▶ _Recorded information_:
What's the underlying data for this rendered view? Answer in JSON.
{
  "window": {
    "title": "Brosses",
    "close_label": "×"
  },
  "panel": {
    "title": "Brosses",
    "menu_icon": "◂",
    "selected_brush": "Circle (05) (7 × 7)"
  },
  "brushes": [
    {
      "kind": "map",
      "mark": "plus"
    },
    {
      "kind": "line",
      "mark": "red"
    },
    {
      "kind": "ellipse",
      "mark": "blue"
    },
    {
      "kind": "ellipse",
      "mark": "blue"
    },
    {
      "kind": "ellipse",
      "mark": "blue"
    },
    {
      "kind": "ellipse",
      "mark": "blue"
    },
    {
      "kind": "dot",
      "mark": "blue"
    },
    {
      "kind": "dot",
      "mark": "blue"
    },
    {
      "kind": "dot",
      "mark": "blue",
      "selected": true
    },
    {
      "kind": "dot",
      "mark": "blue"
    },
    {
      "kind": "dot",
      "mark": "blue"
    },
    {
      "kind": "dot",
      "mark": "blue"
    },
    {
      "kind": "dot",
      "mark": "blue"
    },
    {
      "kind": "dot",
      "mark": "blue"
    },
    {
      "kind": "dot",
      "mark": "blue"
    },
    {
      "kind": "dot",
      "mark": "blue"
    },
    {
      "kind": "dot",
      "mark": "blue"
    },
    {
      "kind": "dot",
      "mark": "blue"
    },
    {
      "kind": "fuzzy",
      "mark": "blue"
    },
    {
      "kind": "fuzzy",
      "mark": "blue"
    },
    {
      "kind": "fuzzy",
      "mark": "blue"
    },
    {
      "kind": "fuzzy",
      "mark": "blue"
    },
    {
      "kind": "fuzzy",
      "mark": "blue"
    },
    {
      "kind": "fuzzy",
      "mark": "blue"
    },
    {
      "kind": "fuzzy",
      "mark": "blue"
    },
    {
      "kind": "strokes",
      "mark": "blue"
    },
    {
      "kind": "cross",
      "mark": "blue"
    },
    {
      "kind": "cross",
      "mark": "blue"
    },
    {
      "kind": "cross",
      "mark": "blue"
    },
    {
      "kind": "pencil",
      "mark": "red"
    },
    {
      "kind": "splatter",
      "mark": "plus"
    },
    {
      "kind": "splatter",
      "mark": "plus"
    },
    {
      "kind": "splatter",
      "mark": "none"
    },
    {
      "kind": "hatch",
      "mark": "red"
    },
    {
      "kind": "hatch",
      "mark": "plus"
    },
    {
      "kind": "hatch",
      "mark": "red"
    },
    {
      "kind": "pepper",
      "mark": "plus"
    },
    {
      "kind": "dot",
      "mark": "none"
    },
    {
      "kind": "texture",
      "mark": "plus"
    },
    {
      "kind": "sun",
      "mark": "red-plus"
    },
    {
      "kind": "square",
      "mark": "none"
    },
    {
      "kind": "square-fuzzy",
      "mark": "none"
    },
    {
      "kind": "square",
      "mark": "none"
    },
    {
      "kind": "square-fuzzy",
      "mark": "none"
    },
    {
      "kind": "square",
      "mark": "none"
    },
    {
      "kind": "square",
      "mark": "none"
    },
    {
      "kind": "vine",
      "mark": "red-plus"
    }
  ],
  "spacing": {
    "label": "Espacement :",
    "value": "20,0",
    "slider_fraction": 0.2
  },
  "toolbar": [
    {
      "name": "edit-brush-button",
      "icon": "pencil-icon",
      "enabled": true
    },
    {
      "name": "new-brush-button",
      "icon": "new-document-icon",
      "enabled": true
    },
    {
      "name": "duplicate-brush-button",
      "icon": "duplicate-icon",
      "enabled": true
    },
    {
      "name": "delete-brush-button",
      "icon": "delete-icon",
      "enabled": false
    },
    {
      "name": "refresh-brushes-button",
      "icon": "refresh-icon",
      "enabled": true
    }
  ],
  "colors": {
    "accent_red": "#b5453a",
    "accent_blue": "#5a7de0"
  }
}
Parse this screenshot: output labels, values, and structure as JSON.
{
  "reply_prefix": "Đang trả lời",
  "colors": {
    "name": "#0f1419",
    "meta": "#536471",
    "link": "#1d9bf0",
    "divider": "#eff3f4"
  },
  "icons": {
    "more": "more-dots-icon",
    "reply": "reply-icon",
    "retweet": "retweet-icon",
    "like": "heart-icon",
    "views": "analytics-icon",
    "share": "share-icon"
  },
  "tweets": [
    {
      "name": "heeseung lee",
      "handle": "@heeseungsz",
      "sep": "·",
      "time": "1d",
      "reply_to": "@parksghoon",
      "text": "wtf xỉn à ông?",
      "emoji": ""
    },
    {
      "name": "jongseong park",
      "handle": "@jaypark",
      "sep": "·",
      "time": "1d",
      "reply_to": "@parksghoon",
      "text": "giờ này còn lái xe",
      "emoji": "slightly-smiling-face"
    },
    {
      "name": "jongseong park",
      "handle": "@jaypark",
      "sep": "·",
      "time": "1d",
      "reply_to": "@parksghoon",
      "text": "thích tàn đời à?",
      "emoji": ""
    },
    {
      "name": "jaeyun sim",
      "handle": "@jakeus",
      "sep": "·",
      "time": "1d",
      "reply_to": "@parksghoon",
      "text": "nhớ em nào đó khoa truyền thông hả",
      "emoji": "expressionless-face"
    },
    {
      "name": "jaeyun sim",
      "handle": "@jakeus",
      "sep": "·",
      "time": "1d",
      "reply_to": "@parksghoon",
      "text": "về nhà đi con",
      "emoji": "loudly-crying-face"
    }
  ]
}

▶ _Exercise prompt_: Can you give every line above again, exactly as written?

▶ _Exercise solution_:
What's the underlying data for this rendered view? Answer in JSON.
{
  "window": {
    "title": "Brosses",
    "close_label": "×"
  },
  "panel": {
    "title": "Brosses",
    "menu_icon": "◂",
    "selected_brush": "Circle (05) (7 × 7)"
  },
  "brushes": [
    {
      "kind": "map",
      "mark": "plus"
    },
    {
      "kind": "line",
      "mark": "red"
    },
    {
      "kind": "ellipse",
      "mark": "blue"
    },
    {
      "kind": "ellipse",
      "mark": "blue"
    },
    {
      "kind": "ellipse",
      "mark": "blue"
    },
    {
      "kind": "ellipse",
      "mark": "blue"
    },
    {
      "kind": "dot",
      "mark": "blue"
    },
    {
      "kind": "dot",
      "mark": "blue"
    },
    {
      "kind": "dot",
      "mark": "blue",
      "selected": true
    },
    {
      "kind": "dot",
      "mark": "blue"
    },
    {
      "kind": "dot",
      "mark": "blue"
    },
    {
      "kind": "dot",
      "mark": "blue"
    },
    {
      "kind": "dot",
      "mark": "blue"
    },
    {
      "kind": "dot",
      "mark": "blue"
    },
    {
      "kind": "dot",
      "mark": "blue"
    },
    {
      "kind": "dot",
      "mark": "blue"
    },
    {
      "kind": "dot",
      "mark": "blue"
    },
    {
      "kind": "dot",
      "mark": "blue"
    },
    {
      "kind": "fuzzy",
      "mark": "blue"
    },
    {
      "kind": "fuzzy",
      "mark": "blue"
    },
    {
      "kind": "fuzzy",
      "mark": "blue"
    },
    {
      "kind": "fuzzy",
      "mark": "blue"
    },
    {
      "kind": "fuzzy",
      "mark": "blue"
    },
    {
      "kind": "fuzzy",
      "mark": "blue"
    },
    {
      "kind": "fuzzy",
      "mark": "blue"
    },
    {
      "kind": "strokes",
      "mark": "blue"
    },
    {
      "kind": "cross",
      "mark": "blue"
    },
    {
      "kind": "cross",
      "mark": "blue"
    },
    {
      "kind": "cross",
      "mark": "blue"
    },
    {
      "kind": "pencil",
      "mark": "red"
    },
    {
      "kind": "splatter",
      "mark": "plus"
    },
    {
      "kind": "splatter",
      "mark": "plus"
    },
    {
      "kind": "splatter",
      "mark": "none"
    },
    {
      "kind": "hatch",
      "mark": "red"
    },
    {
      "kind": "hatch",
      "mark": "plus"
    },
    {
      "kind": "hatch",
      "mark": "red"
    },
    {
      "kind": "pepper",
      "mark": "plus"
    },
    {
      "kind": "dot",
      "mark": "none"
    },
    {
      "kind": "texture",
      "mark": "plus"
    },
    {
      "kind": "sun",
      "mark": "red-plus"
    },
    {
      "kind": "square",
      "mark": "none"
    },
    {
      "kind": "square-fuzzy",
      "mark": "none"
    },
    {
      "kind": "square",
      "mark": "none"
    },
    {
      "kind": "square-fuzzy",
      "mark": "none"
    },
    {
      "kind": "square",
      "mark": "none"
    },
    {
      "kind": "square",
      "mark": "none"
    },
    {
      "kind": "vine",
      "mark": "red-plus"
    }
  ],
  "spacing": {
    "label": "Espacement :",
    "value": "20,0",
    "slider_fraction": 0.2
  },
  "toolbar": [
    {
      "name": "edit-brush-button",
      "icon": "pencil-icon",
      "enabled": true
    },
    {
      "name": "new-brush-button",
      "icon": "new-document-icon",
      "enabled": true
    },
    {
      "name": "duplicate-brush-button",
      "icon": "duplicate-icon",
      "enabled": true
    },
    {
      "name": "delete-brush-button",
      "icon": "delete-icon",
      "enabled": false
    },
    {
      "name": "refresh-brushes-button",
      "icon": "refresh-icon",
      "enabled": true
    }
  ],
  "colors": {
    "accent_red": "#b5453a",
    "accent_blue": "#5a7de0"
  }
}
Parse this screenshot: output labels, values, and structure as JSON.
{
  "reply_prefix": "Đang trả lời",
  "colors": {
    "name": "#0f1419",
    "meta": "#536471",
    "link": "#1d9bf0",
    "divider": "#eff3f4"
  },
  "icons": {
    "more": "more-dots-icon",
    "reply": "reply-icon",
    "retweet": "retweet-icon",
    "like": "heart-icon",
    "views": "analytics-icon",
    "share": "share-icon"
  },
  "tweets": [
    {
      "name": "heeseung lee",
      "handle": "@heeseungsz",
      "sep": "·",
      "time": "1d",
      "reply_to": "@parksghoon",
      "text": "wtf xỉn à ông?",
      "emoji": ""
    },
    {
      "name": "jongseong park",
      "handle": "@jaypark",
      "sep": "·",
      "time": "1d",
      "reply_to": "@parksghoon",
      "text": "giờ này còn lái xe",
      "emoji": "slightly-smiling-face"
    },
    {
      "name": "jongseong park",
      "handle": "@jaypark",
      "sep": "·",
      "time": "1d",
      "reply_to": "@parksghoon",
      "text": "thích tàn đời à?",
      "emoji": ""
    },
    {
      "name": "jaeyun sim",
      "handle": "@jakeus",
      "sep": "·",
      "time": "1d",
      "reply_to": "@parksghoon",
      "text": "nhớ em nào đó khoa truyền thông hả",
      "emoji": "expressionless-face"
    },
    {
      "name": "jaeyun sim",
      "handle": "@jakeus",
      "sep": "·",
      "time": "1d",
      "reply_to": "@parksghoon",
      "text": "về nhà đi con",
      "emoji": "loudly-crying-face"
    }
  ]
}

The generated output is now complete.